* Written task *
Count how many lines hold the word "from" and give that number as the whole answer.

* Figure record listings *
━━━━━━━━━━

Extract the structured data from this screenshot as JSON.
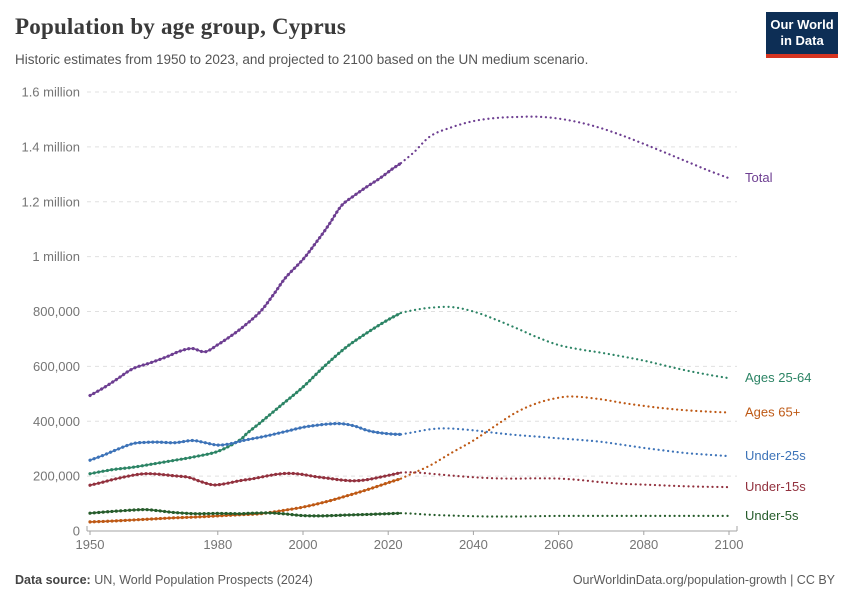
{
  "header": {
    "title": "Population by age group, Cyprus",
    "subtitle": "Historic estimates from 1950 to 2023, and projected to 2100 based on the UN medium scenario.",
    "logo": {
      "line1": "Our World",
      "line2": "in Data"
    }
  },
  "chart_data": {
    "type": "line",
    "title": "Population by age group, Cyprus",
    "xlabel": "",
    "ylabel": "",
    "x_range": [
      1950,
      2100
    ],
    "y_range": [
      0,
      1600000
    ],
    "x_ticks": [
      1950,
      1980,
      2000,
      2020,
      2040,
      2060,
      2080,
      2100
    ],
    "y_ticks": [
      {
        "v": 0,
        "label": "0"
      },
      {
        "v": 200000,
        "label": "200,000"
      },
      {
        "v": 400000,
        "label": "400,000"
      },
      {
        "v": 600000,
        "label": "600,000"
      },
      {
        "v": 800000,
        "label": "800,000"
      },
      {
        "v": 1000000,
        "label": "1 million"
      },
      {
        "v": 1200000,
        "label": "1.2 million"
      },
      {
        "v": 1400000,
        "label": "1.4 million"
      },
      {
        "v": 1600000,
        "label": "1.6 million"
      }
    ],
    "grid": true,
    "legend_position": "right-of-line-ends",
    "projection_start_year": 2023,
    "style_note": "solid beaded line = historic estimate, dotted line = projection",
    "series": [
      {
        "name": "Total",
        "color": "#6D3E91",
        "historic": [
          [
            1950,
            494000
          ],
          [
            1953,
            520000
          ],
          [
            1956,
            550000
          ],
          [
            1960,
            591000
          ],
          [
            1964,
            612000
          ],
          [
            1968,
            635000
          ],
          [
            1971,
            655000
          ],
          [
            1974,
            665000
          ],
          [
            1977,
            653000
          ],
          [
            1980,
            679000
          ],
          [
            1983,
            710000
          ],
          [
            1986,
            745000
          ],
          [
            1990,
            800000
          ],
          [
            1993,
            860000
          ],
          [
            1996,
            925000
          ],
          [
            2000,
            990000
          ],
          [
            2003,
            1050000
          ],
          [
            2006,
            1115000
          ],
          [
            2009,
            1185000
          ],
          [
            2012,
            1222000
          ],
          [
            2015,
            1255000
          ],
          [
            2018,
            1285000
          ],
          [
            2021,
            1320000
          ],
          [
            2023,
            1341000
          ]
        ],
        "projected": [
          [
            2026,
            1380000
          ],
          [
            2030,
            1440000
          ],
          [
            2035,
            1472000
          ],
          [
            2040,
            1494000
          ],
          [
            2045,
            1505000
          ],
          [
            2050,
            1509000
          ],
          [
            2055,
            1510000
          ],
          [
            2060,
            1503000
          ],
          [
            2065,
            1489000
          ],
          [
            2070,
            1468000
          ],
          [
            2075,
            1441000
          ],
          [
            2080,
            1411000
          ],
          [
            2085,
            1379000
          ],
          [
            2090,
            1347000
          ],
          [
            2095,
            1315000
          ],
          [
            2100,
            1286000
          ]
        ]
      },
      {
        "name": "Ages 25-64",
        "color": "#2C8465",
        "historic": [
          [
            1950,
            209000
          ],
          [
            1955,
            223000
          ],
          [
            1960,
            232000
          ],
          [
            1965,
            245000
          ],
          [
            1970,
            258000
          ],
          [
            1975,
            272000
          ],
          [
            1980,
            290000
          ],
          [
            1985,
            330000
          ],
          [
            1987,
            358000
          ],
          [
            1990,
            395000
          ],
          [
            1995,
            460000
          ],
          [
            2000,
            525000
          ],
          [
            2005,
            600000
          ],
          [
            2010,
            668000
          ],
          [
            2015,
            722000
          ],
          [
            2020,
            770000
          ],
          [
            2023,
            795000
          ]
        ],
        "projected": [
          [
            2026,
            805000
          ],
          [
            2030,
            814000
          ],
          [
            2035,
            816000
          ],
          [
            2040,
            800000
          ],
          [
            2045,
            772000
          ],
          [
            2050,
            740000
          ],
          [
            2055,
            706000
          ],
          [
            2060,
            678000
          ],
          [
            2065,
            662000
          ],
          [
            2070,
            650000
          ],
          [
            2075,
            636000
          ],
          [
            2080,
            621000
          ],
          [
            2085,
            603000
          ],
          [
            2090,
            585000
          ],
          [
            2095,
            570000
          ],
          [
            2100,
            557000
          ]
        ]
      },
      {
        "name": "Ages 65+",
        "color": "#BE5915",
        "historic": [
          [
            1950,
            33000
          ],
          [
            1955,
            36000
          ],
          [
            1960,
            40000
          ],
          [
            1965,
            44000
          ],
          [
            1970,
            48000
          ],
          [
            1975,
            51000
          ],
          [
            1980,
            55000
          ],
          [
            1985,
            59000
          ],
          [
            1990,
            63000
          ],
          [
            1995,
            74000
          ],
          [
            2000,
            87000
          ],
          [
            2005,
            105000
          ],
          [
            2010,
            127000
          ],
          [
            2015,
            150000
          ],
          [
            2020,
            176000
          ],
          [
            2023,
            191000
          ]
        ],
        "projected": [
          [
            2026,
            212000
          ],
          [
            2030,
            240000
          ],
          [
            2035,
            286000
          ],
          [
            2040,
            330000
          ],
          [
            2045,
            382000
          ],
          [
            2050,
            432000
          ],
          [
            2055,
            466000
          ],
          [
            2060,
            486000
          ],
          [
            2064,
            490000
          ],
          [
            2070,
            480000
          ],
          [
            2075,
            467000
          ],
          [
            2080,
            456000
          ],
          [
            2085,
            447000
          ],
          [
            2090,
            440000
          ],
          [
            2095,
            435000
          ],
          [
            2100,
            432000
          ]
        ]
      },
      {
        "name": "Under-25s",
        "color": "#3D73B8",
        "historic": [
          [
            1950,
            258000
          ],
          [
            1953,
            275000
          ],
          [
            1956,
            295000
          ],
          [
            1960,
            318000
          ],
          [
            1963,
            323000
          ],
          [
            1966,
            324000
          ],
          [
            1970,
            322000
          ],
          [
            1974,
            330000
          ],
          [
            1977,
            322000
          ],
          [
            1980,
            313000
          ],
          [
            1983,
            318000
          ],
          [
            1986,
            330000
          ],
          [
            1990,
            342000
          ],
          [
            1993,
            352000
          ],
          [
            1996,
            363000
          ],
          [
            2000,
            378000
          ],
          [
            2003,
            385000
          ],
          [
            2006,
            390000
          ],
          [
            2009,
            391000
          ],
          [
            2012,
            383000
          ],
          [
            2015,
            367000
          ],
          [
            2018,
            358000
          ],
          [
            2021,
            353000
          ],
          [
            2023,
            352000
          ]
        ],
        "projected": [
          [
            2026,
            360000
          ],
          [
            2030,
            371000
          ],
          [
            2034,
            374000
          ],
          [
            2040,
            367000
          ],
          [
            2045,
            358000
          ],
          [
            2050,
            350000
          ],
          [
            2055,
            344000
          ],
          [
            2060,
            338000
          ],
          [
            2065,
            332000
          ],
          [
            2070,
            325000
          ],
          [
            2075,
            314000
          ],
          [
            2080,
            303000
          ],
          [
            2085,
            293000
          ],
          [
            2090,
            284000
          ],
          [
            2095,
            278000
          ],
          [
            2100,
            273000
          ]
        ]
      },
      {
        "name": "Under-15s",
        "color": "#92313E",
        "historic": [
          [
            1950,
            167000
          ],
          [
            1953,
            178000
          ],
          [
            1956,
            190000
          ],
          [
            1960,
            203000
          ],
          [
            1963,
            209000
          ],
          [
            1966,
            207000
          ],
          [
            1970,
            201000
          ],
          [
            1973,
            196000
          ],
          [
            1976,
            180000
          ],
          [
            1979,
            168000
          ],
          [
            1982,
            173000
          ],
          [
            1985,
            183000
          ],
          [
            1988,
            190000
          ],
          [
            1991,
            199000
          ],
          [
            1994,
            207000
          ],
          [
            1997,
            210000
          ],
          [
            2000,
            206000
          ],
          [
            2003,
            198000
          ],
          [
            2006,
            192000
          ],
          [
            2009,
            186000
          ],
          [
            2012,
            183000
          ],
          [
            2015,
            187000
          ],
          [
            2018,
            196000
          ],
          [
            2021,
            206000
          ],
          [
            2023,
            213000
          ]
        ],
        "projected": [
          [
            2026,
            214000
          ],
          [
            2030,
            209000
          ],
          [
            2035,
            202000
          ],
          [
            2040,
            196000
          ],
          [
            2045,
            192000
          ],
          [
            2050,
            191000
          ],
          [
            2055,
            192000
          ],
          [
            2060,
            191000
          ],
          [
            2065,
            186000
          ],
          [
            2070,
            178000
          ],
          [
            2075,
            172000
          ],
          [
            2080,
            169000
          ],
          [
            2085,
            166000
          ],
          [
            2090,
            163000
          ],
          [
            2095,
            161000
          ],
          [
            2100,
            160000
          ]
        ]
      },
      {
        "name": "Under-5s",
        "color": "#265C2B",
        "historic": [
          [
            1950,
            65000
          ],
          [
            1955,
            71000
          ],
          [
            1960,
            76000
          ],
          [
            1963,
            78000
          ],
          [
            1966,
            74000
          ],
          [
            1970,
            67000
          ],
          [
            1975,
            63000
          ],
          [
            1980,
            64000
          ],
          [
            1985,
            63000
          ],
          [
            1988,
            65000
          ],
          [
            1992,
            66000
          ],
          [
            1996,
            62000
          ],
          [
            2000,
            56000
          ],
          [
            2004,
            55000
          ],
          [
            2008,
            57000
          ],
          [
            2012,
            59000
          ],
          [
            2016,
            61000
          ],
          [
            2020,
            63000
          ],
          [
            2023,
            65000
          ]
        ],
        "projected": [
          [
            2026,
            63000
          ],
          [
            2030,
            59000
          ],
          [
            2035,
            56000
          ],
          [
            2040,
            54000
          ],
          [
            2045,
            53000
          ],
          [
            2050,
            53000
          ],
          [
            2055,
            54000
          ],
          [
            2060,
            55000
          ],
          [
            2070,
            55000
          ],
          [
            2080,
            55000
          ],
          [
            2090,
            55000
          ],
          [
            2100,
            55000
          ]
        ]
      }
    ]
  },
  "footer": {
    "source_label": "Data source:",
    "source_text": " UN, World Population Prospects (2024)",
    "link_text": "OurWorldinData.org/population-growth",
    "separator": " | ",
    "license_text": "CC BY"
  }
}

━━━━━━━━━━

* Answer for the task *
2